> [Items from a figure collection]
◇ ◇ ◇ ◇ ◇ ◇ ◇

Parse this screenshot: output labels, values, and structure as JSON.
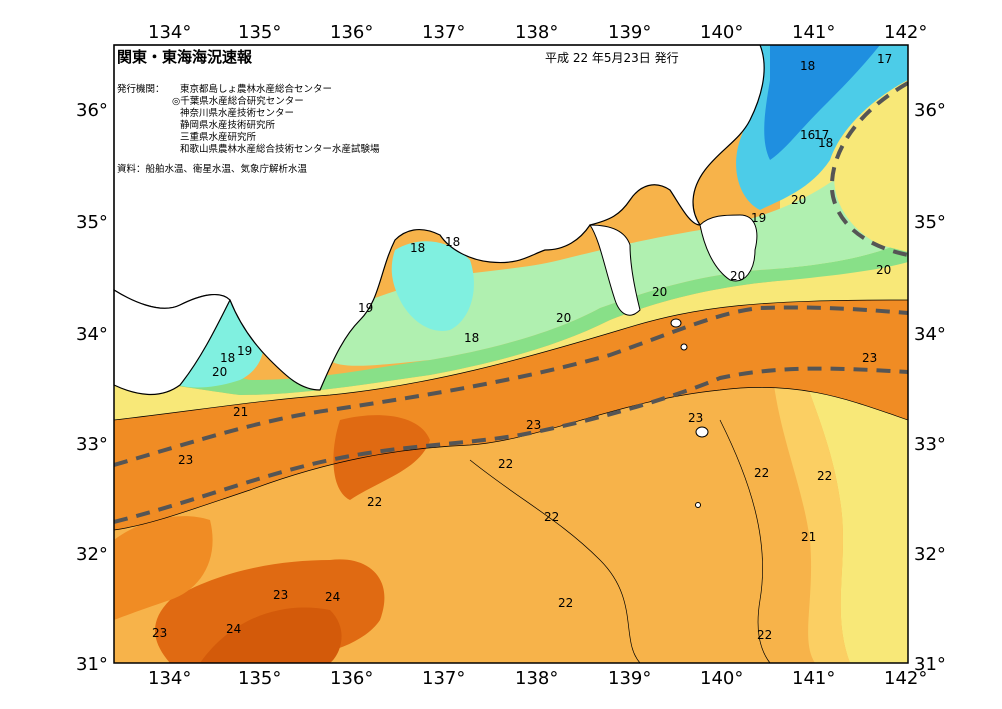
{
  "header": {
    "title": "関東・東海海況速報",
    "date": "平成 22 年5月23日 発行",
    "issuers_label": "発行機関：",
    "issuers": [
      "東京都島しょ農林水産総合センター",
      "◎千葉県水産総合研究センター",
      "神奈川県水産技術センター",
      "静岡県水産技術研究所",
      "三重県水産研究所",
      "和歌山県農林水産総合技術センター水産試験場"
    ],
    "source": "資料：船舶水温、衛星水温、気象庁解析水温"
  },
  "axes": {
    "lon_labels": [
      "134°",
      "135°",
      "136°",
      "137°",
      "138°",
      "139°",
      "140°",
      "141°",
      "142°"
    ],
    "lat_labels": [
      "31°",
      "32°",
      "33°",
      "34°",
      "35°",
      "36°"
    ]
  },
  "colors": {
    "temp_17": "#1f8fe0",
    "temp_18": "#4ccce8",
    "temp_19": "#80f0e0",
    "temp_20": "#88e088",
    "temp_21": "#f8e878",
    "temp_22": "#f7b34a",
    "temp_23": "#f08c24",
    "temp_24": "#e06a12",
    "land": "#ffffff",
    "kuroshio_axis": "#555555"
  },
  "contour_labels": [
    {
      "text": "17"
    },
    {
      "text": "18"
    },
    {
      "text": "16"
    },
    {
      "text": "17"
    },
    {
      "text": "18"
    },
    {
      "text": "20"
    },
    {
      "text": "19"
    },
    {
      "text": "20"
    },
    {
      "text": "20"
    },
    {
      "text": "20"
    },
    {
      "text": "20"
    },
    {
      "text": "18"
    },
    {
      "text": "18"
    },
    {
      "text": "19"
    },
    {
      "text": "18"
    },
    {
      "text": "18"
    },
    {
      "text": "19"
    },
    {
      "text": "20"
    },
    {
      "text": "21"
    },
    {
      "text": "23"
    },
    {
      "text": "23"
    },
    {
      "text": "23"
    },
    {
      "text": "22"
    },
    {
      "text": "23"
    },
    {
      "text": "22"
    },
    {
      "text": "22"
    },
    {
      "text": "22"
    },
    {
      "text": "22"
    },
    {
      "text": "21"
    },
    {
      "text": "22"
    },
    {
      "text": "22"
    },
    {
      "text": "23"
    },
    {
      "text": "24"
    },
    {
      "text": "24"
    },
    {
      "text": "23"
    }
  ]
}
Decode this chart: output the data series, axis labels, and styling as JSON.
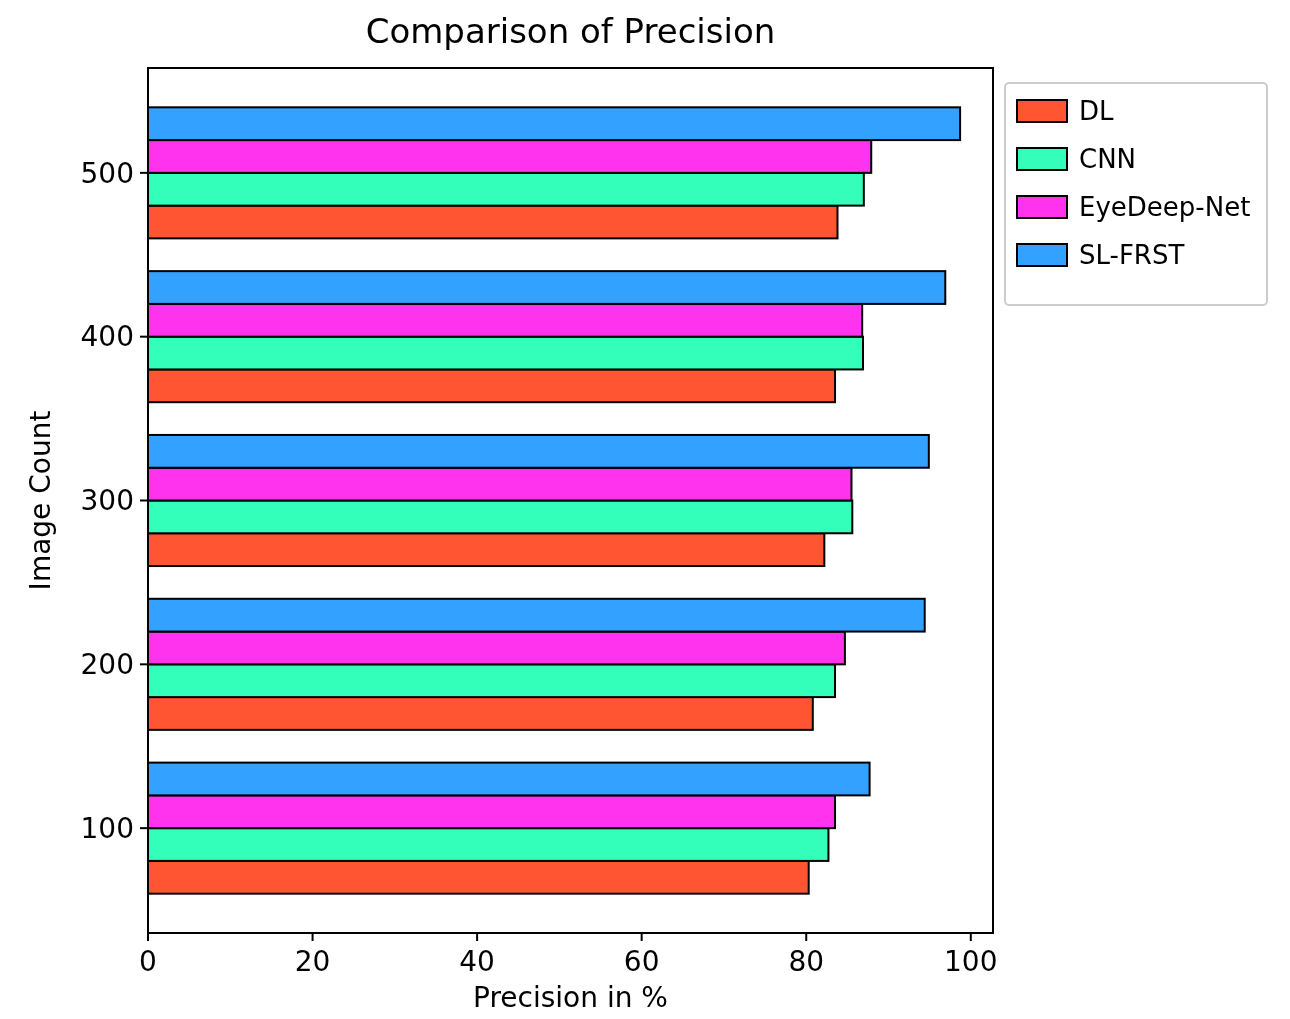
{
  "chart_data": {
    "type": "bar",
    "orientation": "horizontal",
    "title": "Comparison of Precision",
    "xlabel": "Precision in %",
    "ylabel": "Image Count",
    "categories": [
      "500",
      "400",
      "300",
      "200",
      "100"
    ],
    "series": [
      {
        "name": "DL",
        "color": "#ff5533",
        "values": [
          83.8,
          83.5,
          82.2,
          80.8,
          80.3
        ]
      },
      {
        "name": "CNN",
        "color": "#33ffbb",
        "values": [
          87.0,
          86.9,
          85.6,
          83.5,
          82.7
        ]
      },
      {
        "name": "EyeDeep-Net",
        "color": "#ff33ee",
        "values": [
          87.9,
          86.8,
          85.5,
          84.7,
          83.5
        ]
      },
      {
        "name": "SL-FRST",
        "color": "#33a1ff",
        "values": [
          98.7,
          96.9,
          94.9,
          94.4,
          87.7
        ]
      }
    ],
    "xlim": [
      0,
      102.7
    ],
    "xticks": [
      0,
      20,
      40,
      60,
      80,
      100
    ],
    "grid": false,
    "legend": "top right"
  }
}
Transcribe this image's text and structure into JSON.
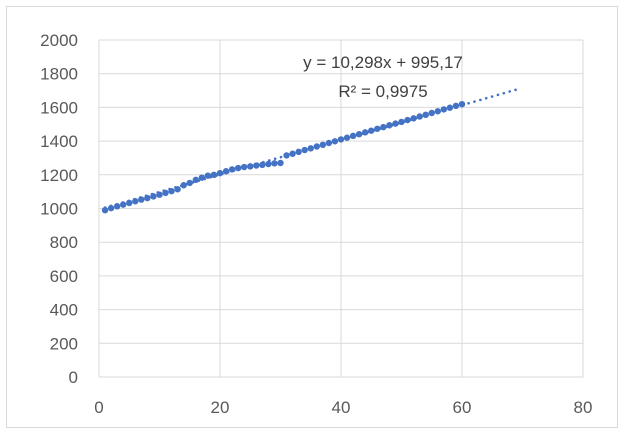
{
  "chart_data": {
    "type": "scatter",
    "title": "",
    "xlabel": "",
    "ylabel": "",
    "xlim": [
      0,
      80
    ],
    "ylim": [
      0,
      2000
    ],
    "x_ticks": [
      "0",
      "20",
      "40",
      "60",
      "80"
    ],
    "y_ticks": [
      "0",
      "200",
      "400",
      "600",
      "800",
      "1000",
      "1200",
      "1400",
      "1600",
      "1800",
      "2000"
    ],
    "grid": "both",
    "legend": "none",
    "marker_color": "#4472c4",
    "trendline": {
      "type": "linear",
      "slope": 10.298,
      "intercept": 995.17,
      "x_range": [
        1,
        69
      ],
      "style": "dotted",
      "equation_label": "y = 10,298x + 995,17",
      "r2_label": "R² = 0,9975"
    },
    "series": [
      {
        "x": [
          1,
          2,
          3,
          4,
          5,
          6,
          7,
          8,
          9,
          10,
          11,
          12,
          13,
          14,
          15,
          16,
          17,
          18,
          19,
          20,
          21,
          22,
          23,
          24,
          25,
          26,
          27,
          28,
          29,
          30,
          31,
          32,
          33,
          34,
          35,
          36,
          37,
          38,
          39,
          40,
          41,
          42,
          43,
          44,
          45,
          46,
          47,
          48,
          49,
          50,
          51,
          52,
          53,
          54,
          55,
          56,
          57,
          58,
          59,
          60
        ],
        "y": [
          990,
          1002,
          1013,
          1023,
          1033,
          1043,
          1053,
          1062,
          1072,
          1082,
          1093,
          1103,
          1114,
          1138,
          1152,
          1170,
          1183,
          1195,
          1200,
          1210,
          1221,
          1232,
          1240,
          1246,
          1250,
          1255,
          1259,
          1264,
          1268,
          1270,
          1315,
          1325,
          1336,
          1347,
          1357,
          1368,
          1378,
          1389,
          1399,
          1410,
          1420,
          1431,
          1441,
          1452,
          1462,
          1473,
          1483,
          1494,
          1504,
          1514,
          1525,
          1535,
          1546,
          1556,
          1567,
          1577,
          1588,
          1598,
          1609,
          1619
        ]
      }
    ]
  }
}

◇ ◇ ◇ ◇ ◇ ◇ ◇

> [Problem] Each entry above should be reproduced exactly, with the pictures removed.

> [Answer]
Parse this screenshot: output labels, values, and structure as JSON.
{
  "header": {
    "title": "関東・東海海況速報",
    "date": "平成 22 年5月23日 発行",
    "issuers_label": "発行機関：",
    "issuers": [
      "東京都島しょ農林水産総合センター",
      "◎千葉県水産総合研究センター",
      "神奈川県水産技術センター",
      "静岡県水産技術研究所",
      "三重県水産研究所",
      "和歌山県農林水産総合技術センター水産試験場"
    ],
    "source": "資料：船舶水温、衛星水温、気象庁解析水温"
  },
  "axes": {
    "lon_labels": [
      "134°",
      "135°",
      "136°",
      "137°",
      "138°",
      "139°",
      "140°",
      "141°",
      "142°"
    ],
    "lat_labels": [
      "31°",
      "32°",
      "33°",
      "34°",
      "35°",
      "36°"
    ]
  },
  "colors": {
    "temp_17": "#1f8fe0",
    "temp_18": "#4ccce8",
    "temp_19": "#80f0e0",
    "temp_20": "#88e088",
    "temp_21": "#f8e878",
    "temp_22": "#f7b34a",
    "temp_23": "#f08c24",
    "temp_24": "#e06a12",
    "land": "#ffffff",
    "kuroshio_axis": "#555555"
  },
  "contour_labels": [
    {
      "text": "17"
    },
    {
      "text": "18"
    },
    {
      "text": "16"
    },
    {
      "text": "17"
    },
    {
      "text": "18"
    },
    {
      "text": "20"
    },
    {
      "text": "19"
    },
    {
      "text": "20"
    },
    {
      "text": "20"
    },
    {
      "text": "20"
    },
    {
      "text": "20"
    },
    {
      "text": "18"
    },
    {
      "text": "18"
    },
    {
      "text": "19"
    },
    {
      "text": "18"
    },
    {
      "text": "18"
    },
    {
      "text": "19"
    },
    {
      "text": "20"
    },
    {
      "text": "21"
    },
    {
      "text": "23"
    },
    {
      "text": "23"
    },
    {
      "text": "23"
    },
    {
      "text": "22"
    },
    {
      "text": "23"
    },
    {
      "text": "22"
    },
    {
      "text": "22"
    },
    {
      "text": "22"
    },
    {
      "text": "22"
    },
    {
      "text": "21"
    },
    {
      "text": "22"
    },
    {
      "text": "22"
    },
    {
      "text": "23"
    },
    {
      "text": "24"
    },
    {
      "text": "24"
    },
    {
      "text": "23"
    }
  ]
}
Decode this chart: output the data series, axis labels, and styling as JSON.
{
  "chart_data": {
    "type": "bar",
    "orientation": "horizontal",
    "title": "Comparison of Precision",
    "xlabel": "Precision in %",
    "ylabel": "Image Count",
    "categories": [
      "500",
      "400",
      "300",
      "200",
      "100"
    ],
    "series": [
      {
        "name": "DL",
        "color": "#ff5533",
        "values": [
          83.8,
          83.5,
          82.2,
          80.8,
          80.3
        ]
      },
      {
        "name": "CNN",
        "color": "#33ffbb",
        "values": [
          87.0,
          86.9,
          85.6,
          83.5,
          82.7
        ]
      },
      {
        "name": "EyeDeep-Net",
        "color": "#ff33ee",
        "values": [
          87.9,
          86.8,
          85.5,
          84.7,
          83.5
        ]
      },
      {
        "name": "SL-FRST",
        "color": "#33a1ff",
        "values": [
          98.7,
          96.9,
          94.9,
          94.4,
          87.7
        ]
      }
    ],
    "xlim": [
      0,
      102.7
    ],
    "xticks": [
      0,
      20,
      40,
      60,
      80,
      100
    ],
    "grid": false,
    "legend": "top right"
  }
}
Transcribe this image's text and structure into JSON.
{
  "chart_data": {
    "type": "scatter",
    "title": "",
    "xlabel": "",
    "ylabel": "",
    "xlim": [
      0,
      80
    ],
    "ylim": [
      0,
      2000
    ],
    "x_ticks": [
      "0",
      "20",
      "40",
      "60",
      "80"
    ],
    "y_ticks": [
      "0",
      "200",
      "400",
      "600",
      "800",
      "1000",
      "1200",
      "1400",
      "1600",
      "1800",
      "2000"
    ],
    "grid": "both",
    "legend": "none",
    "marker_color": "#4472c4",
    "trendline": {
      "type": "linear",
      "slope": 10.298,
      "intercept": 995.17,
      "x_range": [
        1,
        69
      ],
      "style": "dotted",
      "equation_label": "y = 10,298x + 995,17",
      "r2_label": "R² = 0,9975"
    },
    "series": [
      {
        "x": [
          1,
          2,
          3,
          4,
          5,
          6,
          7,
          8,
          9,
          10,
          11,
          12,
          13,
          14,
          15,
          16,
          17,
          18,
          19,
          20,
          21,
          22,
          23,
          24,
          25,
          26,
          27,
          28,
          29,
          30,
          31,
          32,
          33,
          34,
          35,
          36,
          37,
          38,
          39,
          40,
          41,
          42,
          43,
          44,
          45,
          46,
          47,
          48,
          49,
          50,
          51,
          52,
          53,
          54,
          55,
          56,
          57,
          58,
          59,
          60
        ],
        "y": [
          990,
          1002,
          1013,
          1023,
          1033,
          1043,
          1053,
          1062,
          1072,
          1082,
          1093,
          1103,
          1114,
          1138,
          1152,
          1170,
          1183,
          1195,
          1200,
          1210,
          1221,
          1232,
          1240,
          1246,
          1250,
          1255,
          1259,
          1264,
          1268,
          1270,
          1315,
          1325,
          1336,
          1347,
          1357,
          1368,
          1378,
          1389,
          1399,
          1410,
          1420,
          1431,
          1441,
          1452,
          1462,
          1473,
          1483,
          1494,
          1504,
          1514,
          1525,
          1535,
          1546,
          1556,
          1567,
          1577,
          1588,
          1598,
          1609,
          1619
        ]
      }
    ]
  }
}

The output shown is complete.